EXTRACT TO READ —
# # # # #

I’ve used the dirt cheap Elmers white in the Gallon Jug, and used screws into the non show side. Usually 1 1’4” drywall screws are great. After 24 hours you can remove the screws if it’s for something like a workbench, or router table top, and you want to cut, or drill into it. Make sure to do it on a flat set of saw horses, or something you can make flat, large enough to hold 4×8 sheets. I let it dry 24 hours before putting it into use.

Been doing that for over 40 years, never a problem if you use glue enough to lightly cover the back. I say lightly cover, as in all surfaces. Lightly as in too much and you will have puddles running out. Just glue one side, when you clamp it together with screws set every 6” you will make contact at all points.

-- Think safe, be safe

View sras's profile

sras

5200 posts in 3641 days


#9 posted 08-01-2019 10:44 PM

I’ll echo the previous “keep it flat” comment. I did something like this several years ago for my workbench (3’x8’). I had a sag of just over an 1/8th of an inch. I used 1 1/4” thick plywood and that bend was LOCKED in.

# # # # #

Bounding box prediction data
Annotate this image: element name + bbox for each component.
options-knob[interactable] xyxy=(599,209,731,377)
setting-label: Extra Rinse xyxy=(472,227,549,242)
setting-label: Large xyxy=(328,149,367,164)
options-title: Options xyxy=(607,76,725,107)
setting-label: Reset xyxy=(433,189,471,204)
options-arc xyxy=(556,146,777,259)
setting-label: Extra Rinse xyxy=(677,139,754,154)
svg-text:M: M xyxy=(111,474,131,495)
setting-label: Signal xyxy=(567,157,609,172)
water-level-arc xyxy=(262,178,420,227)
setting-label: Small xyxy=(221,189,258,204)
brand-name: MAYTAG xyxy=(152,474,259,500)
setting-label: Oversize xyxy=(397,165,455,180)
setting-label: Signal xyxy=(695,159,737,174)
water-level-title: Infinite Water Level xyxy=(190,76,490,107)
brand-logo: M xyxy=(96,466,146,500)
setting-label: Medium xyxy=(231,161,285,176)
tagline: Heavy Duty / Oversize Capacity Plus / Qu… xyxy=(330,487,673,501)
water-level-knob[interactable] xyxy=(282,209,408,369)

# # # # #

SET OF TASKS —
1/ In the woodworking forum excerpt, how far apart are the screws set when the glued pieces are clamped together?
2/ Echo the woodworking forum excerpt word for word, starting with "I’ve used the" and going on through "at all points.".

SOLUTION LIST —
1/ Every 6 inches.

2/
I’ve used the dirt cheap Elmers white in the Gallon Jug, and used screws into the non show side. Usually 1 1’4” drywall screws are great. After 24 hours you can remove the screws if it’s for something like a workbench, or router table top, and you want to cut, or drill into it. Make sure to do it on a flat set of saw horses, or something you can make flat, large enough to hold 4×8 sheets. I let it dry 24 hours before putting it into use.

Been doing that for over 40 years, never a problem if you use glue enough to lightly cover the back. I say lightly cover, as in all surfaces. Lightly as in too much and you will have puddles running out. Just glue one side, when you clamp it together with screws set every 6” you will make contact at all points.